Problem details: Of all the lines here, how many include the string "JSON"? Answer with the number only.

+--

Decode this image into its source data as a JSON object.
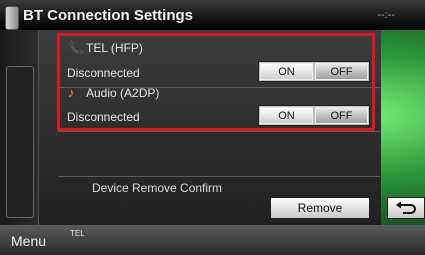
{
  "header": {
    "title": "BT Connection Settings",
    "right_text": "--:--"
  },
  "devices": [
    {
      "name": "TEL (HFP)",
      "status": "Disconnected",
      "on_label": "ON",
      "off_label": "OFF",
      "icon": "phone-handset-icon"
    },
    {
      "name": "Audio (A2DP)",
      "status": "Disconnected",
      "on_label": "ON",
      "off_label": "OFF",
      "icon": "music-note-icon"
    }
  ],
  "remove": {
    "label": "Device Remove Confirm",
    "button_label": "Remove"
  },
  "footer": {
    "menu_label": "Menu",
    "tel_label": "TEL"
  },
  "colors": {
    "highlight": "#e0161c",
    "tel_icon": "#39d13a",
    "audio_icon": "#f39c1f"
  }
}
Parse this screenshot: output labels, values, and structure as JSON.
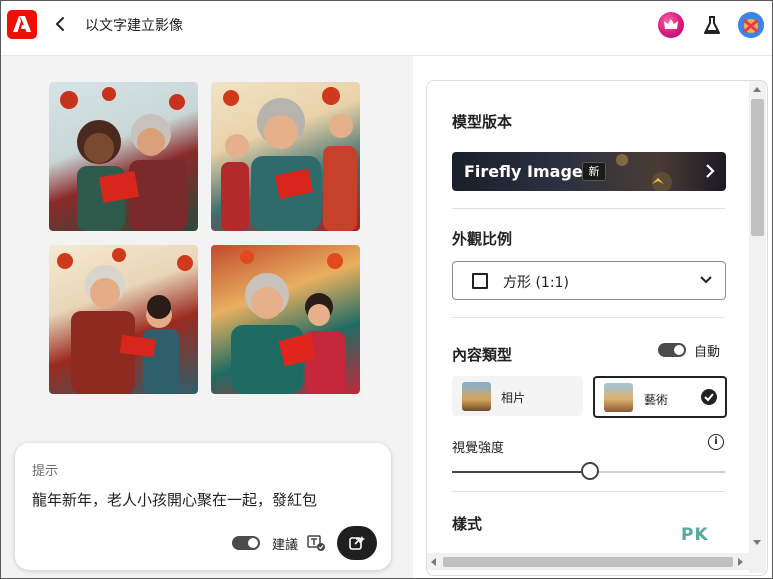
{
  "header": {
    "title": "以文字建立影像"
  },
  "prompt": {
    "label": "提示",
    "text": "龍年新年，老人小孩開心聚在一起，發紅包",
    "suggestions_label": "建議"
  },
  "panel": {
    "model_section_title": "模型版本",
    "model_name": "Firefly Image 2",
    "model_badge": "新",
    "aspect_section_title": "外觀比例",
    "aspect_value": "方形 (1:1)",
    "content_type_title": "內容類型",
    "auto_label": "自動",
    "content_types": [
      {
        "label": "相片",
        "selected": false
      },
      {
        "label": "藝術",
        "selected": true
      }
    ],
    "visual_intensity_label": "視覺強度",
    "visual_intensity_value": 0.5,
    "style_section_title": "樣式"
  },
  "colors": {
    "brand": "#eb1000",
    "accent": "#222222"
  },
  "watermark": "PK"
}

+--

Result for this exercise: 2